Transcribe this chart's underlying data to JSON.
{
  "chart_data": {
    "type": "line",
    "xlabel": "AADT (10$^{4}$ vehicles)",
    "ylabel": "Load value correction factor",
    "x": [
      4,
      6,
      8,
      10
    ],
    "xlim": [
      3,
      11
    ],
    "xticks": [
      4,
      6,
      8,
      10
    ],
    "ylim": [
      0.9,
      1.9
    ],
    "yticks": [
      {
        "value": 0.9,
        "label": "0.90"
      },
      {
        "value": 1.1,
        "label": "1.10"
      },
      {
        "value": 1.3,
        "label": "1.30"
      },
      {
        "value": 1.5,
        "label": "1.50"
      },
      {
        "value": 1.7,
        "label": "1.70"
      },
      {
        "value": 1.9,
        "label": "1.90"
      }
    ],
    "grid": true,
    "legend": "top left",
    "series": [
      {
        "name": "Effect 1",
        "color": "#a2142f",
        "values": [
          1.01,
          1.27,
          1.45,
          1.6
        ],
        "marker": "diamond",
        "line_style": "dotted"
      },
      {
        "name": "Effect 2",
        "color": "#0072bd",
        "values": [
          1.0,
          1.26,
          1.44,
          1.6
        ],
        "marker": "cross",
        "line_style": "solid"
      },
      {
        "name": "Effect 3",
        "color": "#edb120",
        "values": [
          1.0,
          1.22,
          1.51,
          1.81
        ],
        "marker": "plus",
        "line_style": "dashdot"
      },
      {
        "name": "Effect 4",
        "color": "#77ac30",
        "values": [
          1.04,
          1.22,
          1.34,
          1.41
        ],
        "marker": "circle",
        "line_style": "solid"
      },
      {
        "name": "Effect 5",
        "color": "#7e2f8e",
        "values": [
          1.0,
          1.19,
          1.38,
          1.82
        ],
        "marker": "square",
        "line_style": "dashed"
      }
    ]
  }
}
++++++
* [INSTRUCTION] Pull out all lines containing "color".

* [RESULT]
        "color": "#a2142f",
        "color": "#0072bd",
        "color": "#edb120",
        "color": "#77ac30",
        "color": "#7e2f8e",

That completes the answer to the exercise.